# 作業内容
**A)** テキスト抜粋によれば、この警句の原典はニーチェのどの著作の何節か。
**B)** テキスト抜粋で、人がこの世の禁忌をひそませてきたとされる物語の形式をすべて列挙せよ。
**C)** テキスト抜粋の「元FBI捜査官で、プロファイ」から「性はいつの時代も変わらない。」に至るまでの全体を、「怪物」を「魔物」に変えて書き直せ。

元FBI捜査官で、プロファイリングという捜査技術を世界中に知らしめたロバート・K・レスラー氏が講義で好んで引用した言葉であり、凶悪犯罪関連の書籍や創作作品にもこの警句を意識したフレーズがたびたび登場する。

オリジナルはフリードリヒ・ニーチェの『善悪の彼岸』第146節。「怪物と戦う者は自らが怪物とならぬよう、心せよ」につづく名句だ。日本には「ミイラ取りがミイラになる」という直球のことわざがある。

いけないこととわかっていても、「禁断」という響きに惹かれてしまう人間の性はいつの時代も変わらない。
残虐すぎるという理由で封印された事件もあれば、まだ世に知られていない狂気もある——そう聞くと、ちょっとだけのぞいてみたくなるのが人の性分というものだ。ただし安全地帯からという条件つきで。
人が物語を紡いできたのは、こうした欲望のせいかもしれない。この世の禁忌を神話や伝奇、お伽噺にひそませて。

諫山創氏の『進撃の巨人』に「ソニー」と「ビーン」と命名された2体の巨人が登場する。
元ネタは、スコットランドの伝説的食人鬼アレクサンダー・“ソニー”・ビーンとその一族である。

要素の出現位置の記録

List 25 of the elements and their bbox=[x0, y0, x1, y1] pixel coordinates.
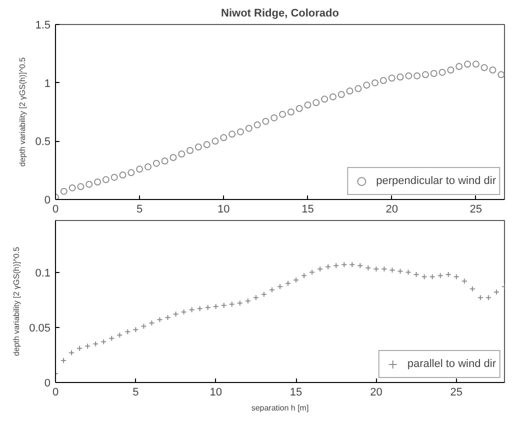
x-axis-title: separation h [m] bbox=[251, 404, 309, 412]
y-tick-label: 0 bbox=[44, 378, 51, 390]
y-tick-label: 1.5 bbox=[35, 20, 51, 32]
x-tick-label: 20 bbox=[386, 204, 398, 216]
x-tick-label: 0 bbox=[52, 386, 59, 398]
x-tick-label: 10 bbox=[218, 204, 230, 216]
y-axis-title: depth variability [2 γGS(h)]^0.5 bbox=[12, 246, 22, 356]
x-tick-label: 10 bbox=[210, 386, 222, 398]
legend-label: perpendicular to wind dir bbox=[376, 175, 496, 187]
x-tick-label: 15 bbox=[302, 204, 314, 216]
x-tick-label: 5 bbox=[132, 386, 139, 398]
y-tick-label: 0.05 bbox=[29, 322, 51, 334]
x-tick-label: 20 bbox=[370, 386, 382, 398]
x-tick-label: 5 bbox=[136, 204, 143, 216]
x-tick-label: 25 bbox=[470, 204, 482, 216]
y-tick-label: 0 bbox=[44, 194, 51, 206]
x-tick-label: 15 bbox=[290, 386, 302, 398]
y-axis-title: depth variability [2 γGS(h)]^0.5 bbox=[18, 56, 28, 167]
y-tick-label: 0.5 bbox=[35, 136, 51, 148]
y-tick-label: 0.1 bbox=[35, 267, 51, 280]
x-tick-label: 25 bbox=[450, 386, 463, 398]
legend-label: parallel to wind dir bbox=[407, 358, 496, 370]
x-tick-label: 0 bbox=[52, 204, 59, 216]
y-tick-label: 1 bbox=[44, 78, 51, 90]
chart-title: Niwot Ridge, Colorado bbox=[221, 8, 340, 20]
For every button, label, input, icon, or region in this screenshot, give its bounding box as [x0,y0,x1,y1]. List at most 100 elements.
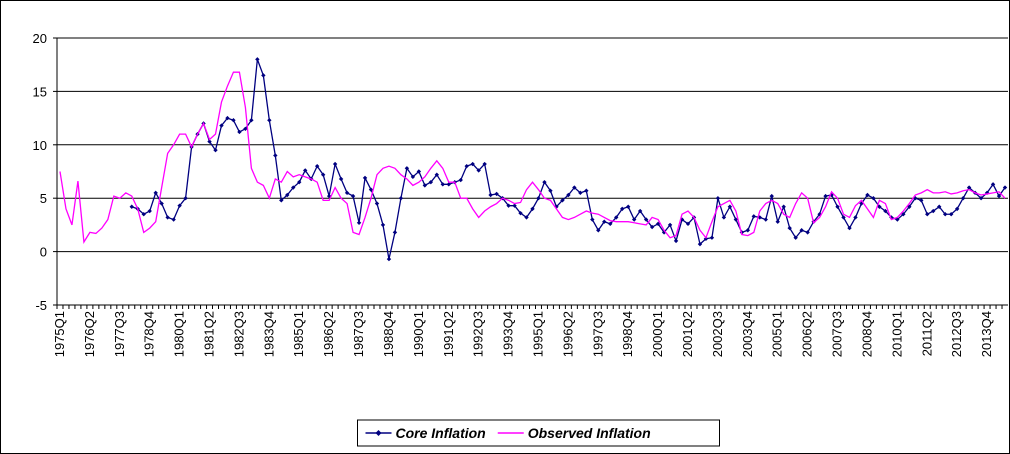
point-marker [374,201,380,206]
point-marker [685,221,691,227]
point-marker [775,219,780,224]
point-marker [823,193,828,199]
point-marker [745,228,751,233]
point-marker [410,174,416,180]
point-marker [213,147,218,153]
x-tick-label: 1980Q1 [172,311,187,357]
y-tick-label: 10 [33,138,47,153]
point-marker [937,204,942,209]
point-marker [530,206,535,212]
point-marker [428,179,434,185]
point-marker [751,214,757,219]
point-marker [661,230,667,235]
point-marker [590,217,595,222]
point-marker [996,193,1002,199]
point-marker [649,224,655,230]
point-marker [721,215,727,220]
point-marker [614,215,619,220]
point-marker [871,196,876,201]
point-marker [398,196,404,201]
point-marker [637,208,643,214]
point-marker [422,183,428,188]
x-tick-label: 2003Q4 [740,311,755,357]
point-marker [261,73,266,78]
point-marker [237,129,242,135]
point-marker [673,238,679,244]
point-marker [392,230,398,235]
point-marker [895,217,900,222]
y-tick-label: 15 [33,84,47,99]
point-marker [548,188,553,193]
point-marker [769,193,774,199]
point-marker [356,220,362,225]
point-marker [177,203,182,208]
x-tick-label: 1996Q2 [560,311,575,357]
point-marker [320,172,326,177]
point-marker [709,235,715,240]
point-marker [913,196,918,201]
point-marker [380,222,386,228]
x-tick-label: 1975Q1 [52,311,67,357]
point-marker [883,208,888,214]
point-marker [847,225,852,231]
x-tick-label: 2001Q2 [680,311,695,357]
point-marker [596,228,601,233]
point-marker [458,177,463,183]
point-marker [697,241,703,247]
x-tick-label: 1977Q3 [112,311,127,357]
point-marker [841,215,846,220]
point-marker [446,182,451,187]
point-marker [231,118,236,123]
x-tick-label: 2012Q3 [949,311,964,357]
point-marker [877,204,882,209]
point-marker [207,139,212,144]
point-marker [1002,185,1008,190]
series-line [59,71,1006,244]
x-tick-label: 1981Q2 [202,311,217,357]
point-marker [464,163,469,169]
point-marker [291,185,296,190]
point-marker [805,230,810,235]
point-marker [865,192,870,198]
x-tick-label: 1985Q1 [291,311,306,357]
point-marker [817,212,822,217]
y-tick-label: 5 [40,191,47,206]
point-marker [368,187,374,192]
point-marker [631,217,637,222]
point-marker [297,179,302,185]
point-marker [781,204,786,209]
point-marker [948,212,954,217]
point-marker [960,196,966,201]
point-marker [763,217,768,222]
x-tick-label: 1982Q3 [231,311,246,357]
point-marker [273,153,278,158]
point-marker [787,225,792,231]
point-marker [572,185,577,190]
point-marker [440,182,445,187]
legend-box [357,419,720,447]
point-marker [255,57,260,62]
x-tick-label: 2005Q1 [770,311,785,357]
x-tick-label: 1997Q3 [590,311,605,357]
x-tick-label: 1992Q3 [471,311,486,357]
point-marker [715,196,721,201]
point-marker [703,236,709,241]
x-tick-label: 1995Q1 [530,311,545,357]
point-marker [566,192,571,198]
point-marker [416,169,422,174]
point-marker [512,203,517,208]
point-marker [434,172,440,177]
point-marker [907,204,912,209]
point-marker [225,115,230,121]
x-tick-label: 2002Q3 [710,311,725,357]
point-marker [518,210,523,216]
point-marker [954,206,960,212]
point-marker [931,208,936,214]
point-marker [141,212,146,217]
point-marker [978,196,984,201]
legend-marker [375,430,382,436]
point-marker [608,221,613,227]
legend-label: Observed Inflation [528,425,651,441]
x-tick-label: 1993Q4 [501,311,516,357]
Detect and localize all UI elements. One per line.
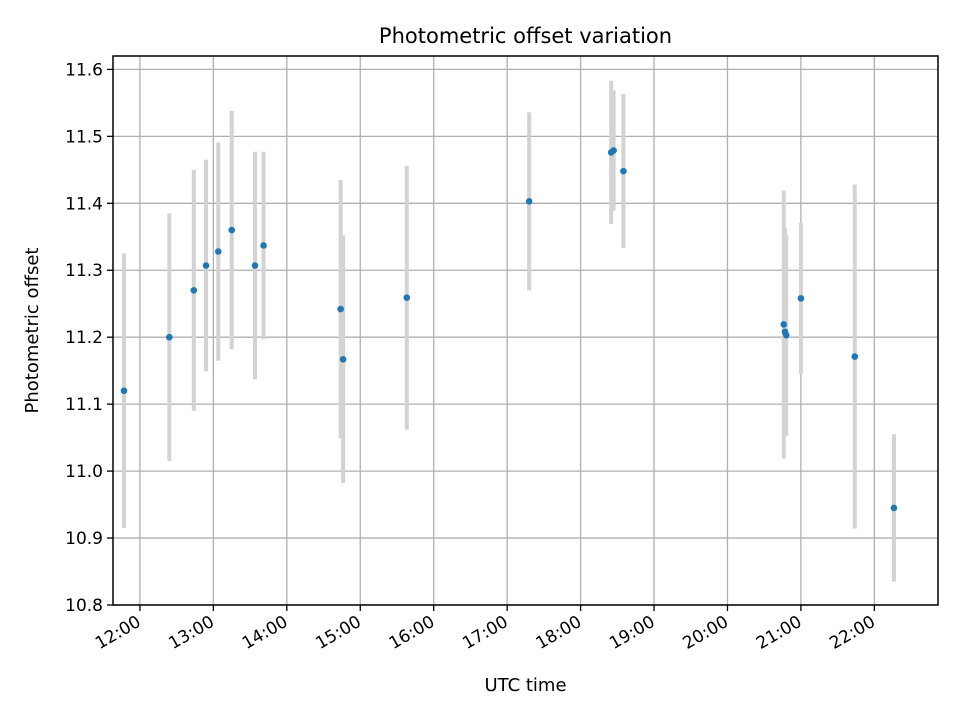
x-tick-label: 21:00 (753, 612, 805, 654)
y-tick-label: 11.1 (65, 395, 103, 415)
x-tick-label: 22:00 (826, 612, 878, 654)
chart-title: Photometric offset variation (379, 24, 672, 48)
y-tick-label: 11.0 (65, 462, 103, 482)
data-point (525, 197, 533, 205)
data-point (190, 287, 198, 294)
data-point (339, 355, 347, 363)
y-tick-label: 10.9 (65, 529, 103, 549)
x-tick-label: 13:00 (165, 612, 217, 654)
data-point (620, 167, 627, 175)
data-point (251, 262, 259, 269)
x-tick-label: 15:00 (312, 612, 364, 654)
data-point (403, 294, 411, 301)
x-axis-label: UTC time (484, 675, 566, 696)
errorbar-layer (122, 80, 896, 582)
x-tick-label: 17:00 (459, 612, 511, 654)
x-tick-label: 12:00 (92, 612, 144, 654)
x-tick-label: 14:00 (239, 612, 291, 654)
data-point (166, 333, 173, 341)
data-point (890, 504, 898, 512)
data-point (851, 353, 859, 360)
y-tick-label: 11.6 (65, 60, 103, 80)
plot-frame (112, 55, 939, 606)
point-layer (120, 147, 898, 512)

# 解答
**A)** 『善悪の彼岸』第146節。

**B)** 神話、伝奇、お伽噺

**C)**
元FBI捜査官で、プロファイリングという捜査技術を世界中に知らしめたロバート・K・レスラー氏が講義で好んで引用した言葉であり、凶悪犯罪関連の書籍や創作作品にもこの警句を意識したフレーズがたびたび登場する。

オリジナルはフリードリヒ・ニーチェの『善悪の彼岸』第146節。「魔物と戦う者は自らが魔物とならぬよう、心せよ」につづく名句だ。日本には「ミイラ取りがミイラになる」という直球のことわざがある。

いけないこととわかっていても、「禁断」という響きに惹かれてしまう人間の性はいつの時代も変わらない。